'''

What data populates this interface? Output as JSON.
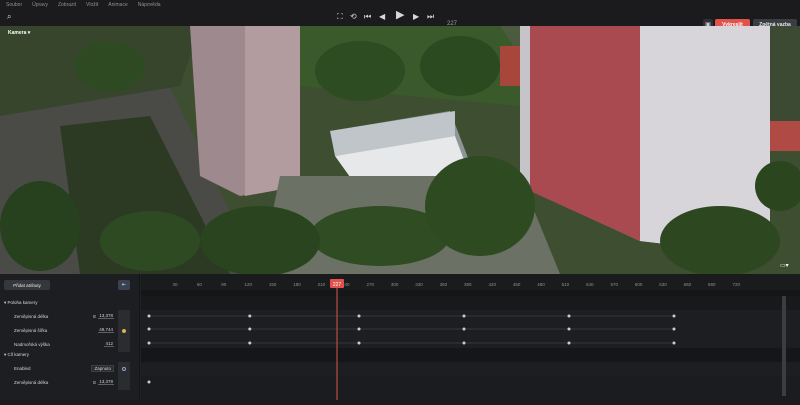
{
  "menu": [
    "Soubor",
    "Úpravy",
    "Zobrazit",
    "Vložit",
    "Animace",
    "Nápověda"
  ],
  "toolbar": {
    "frame": "227",
    "render_label": "Vykreslit",
    "feedback_label": "Zpětná vazba"
  },
  "viewport": {
    "camera_label": "Kamera"
  },
  "panel": {
    "add_attr": "Přidat atributy",
    "groups": [
      {
        "title": "Poloha kamery",
        "rows": [
          {
            "label": "Zeměpisná délka",
            "prefix": "E",
            "value": "13,378"
          },
          {
            "label": "Zeměpisná šířka",
            "prefix": "",
            "value": "49,744"
          },
          {
            "label": "Nadmořská výška",
            "prefix": "",
            "value": "412"
          }
        ]
      },
      {
        "title": "Cíl kamery",
        "rows": [
          {
            "label": "Enabled",
            "prefix": "",
            "value": "Zapnuto"
          },
          {
            "label": "Zeměpisná délka",
            "prefix": "E",
            "value": "13,378"
          }
        ]
      }
    ]
  },
  "timeline": {
    "ticks": [
      "30",
      "60",
      "90",
      "120",
      "150",
      "180",
      "210",
      "240",
      "270",
      "300",
      "330",
      "360",
      "390",
      "420",
      "450",
      "480",
      "510",
      "540",
      "570",
      "600",
      "630",
      "660",
      "690",
      "720"
    ],
    "playhead": "227",
    "playhead_color": "#e0524b",
    "keyframes": {
      "row1": [
        0,
        120,
        250,
        375,
        500,
        625
      ],
      "row2": [
        0,
        120,
        250,
        375,
        500,
        625
      ],
      "row3": [
        0,
        120,
        250,
        375,
        500,
        625
      ],
      "row5": [
        0
      ]
    }
  }
}
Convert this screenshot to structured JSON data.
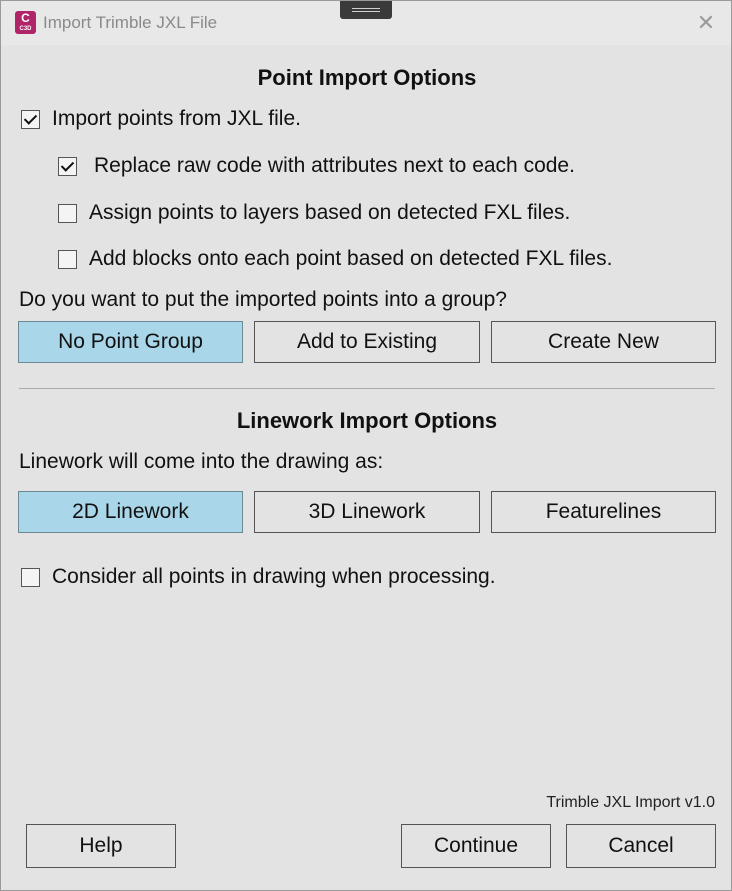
{
  "titlebar": {
    "title": "Import Trimble JXL File",
    "icon_letter": "C",
    "icon_sub": "C3D"
  },
  "point_section": {
    "title": "Point Import Options",
    "import_points": {
      "label": "Import points from JXL file.",
      "checked": true
    },
    "replace_code": {
      "label": "Replace raw code with attributes next to each code.",
      "checked": true
    },
    "assign_layers": {
      "label": "Assign points to layers based on detected FXL files.",
      "checked": false
    },
    "add_blocks": {
      "label": "Add blocks onto each point based on detected FXL files.",
      "checked": false
    },
    "group_question": "Do you want to put the imported points into a group?",
    "group_buttons": [
      {
        "label": "No Point Group",
        "selected": true
      },
      {
        "label": "Add to Existing",
        "selected": false
      },
      {
        "label": "Create New",
        "selected": false
      }
    ]
  },
  "linework_section": {
    "title": "Linework Import Options",
    "question": "Linework will come into the drawing as:",
    "buttons": [
      {
        "label": "2D Linework",
        "selected": true
      },
      {
        "label": "3D Linework",
        "selected": false
      },
      {
        "label": "Featurelines",
        "selected": false
      }
    ],
    "consider_all": {
      "label": "Consider all points in drawing when processing.",
      "checked": false
    }
  },
  "footer": {
    "version": "Trimble JXL Import v1.0",
    "help_label": "Help",
    "continue_label": "Continue",
    "cancel_label": "Cancel"
  },
  "colors": {
    "selected_button": "#a9d6e8",
    "app_icon": "#b0246a"
  }
}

'''

(TASK GOAL)
Return the material exactly as given, apart from the pictures.

(RESULT OF THE EXERCISE)
What data populates this interface? Output as JSON.
{
  "menu": [
    "Soubor",
    "Úpravy",
    "Zobrazit",
    "Vložit",
    "Animace",
    "Nápověda"
  ],
  "toolbar": {
    "frame": "227",
    "render_label": "Vykreslit",
    "feedback_label": "Zpětná vazba"
  },
  "viewport": {
    "camera_label": "Kamera"
  },
  "panel": {
    "add_attr": "Přidat atributy",
    "groups": [
      {
        "title": "Poloha kamery",
        "rows": [
          {
            "label": "Zeměpisná délka",
            "prefix": "E",
            "value": "13,378"
          },
          {
            "label": "Zeměpisná šířka",
            "prefix": "",
            "value": "49,744"
          },
          {
            "label": "Nadmořská výška",
            "prefix": "",
            "value": "412"
          }
        ]
      },
      {
        "title": "Cíl kamery",
        "rows": [
          {
            "label": "Enabled",
            "prefix": "",
            "value": "Zapnuto"
          },
          {
            "label": "Zeměpisná délka",
            "prefix": "E",
            "value": "13,378"
          }
        ]
      }
    ]
  },
  "timeline": {
    "ticks": [
      "30",
      "60",
      "90",
      "120",
      "150",
      "180",
      "210",
      "240",
      "270",
      "300",
      "330",
      "360",
      "390",
      "420",
      "450",
      "480",
      "510",
      "540",
      "570",
      "600",
      "630",
      "660",
      "690",
      "720"
    ],
    "playhead": "227",
    "playhead_color": "#e0524b",
    "keyframes": {
      "row1": [
        0,
        120,
        250,
        375,
        500,
        625
      ],
      "row2": [
        0,
        120,
        250,
        375,
        500,
        625
      ],
      "row3": [
        0,
        120,
        250,
        375,
        500,
        625
      ],
      "row5": [
        0
      ]
    }
  }
}
Convert this screenshot to structured JSON data.
{
  "titlebar": {
    "title": "Import Trimble JXL File",
    "icon_letter": "C",
    "icon_sub": "C3D"
  },
  "point_section": {
    "title": "Point Import Options",
    "import_points": {
      "label": "Import points from JXL file.",
      "checked": true
    },
    "replace_code": {
      "label": "Replace raw code with attributes next to each code.",
      "checked": true
    },
    "assign_layers": {
      "label": "Assign points to layers based on detected FXL files.",
      "checked": false
    },
    "add_blocks": {
      "label": "Add blocks onto each point based on detected FXL files.",
      "checked": false
    },
    "group_question": "Do you want to put the imported points into a group?",
    "group_buttons": [
      {
        "label": "No Point Group",
        "selected": true
      },
      {
        "label": "Add to Existing",
        "selected": false
      },
      {
        "label": "Create New",
        "selected": false
      }
    ]
  },
  "linework_section": {
    "title": "Linework Import Options",
    "question": "Linework will come into the drawing as:",
    "buttons": [
      {
        "label": "2D Linework",
        "selected": true
      },
      {
        "label": "3D Linework",
        "selected": false
      },
      {
        "label": "Featurelines",
        "selected": false
      }
    ],
    "consider_all": {
      "label": "Consider all points in drawing when processing.",
      "checked": false
    }
  },
  "footer": {
    "version": "Trimble JXL Import v1.0",
    "help_label": "Help",
    "continue_label": "Continue",
    "cancel_label": "Cancel"
  },
  "colors": {
    "selected_button": "#a9d6e8",
    "app_icon": "#b0246a"
  }
}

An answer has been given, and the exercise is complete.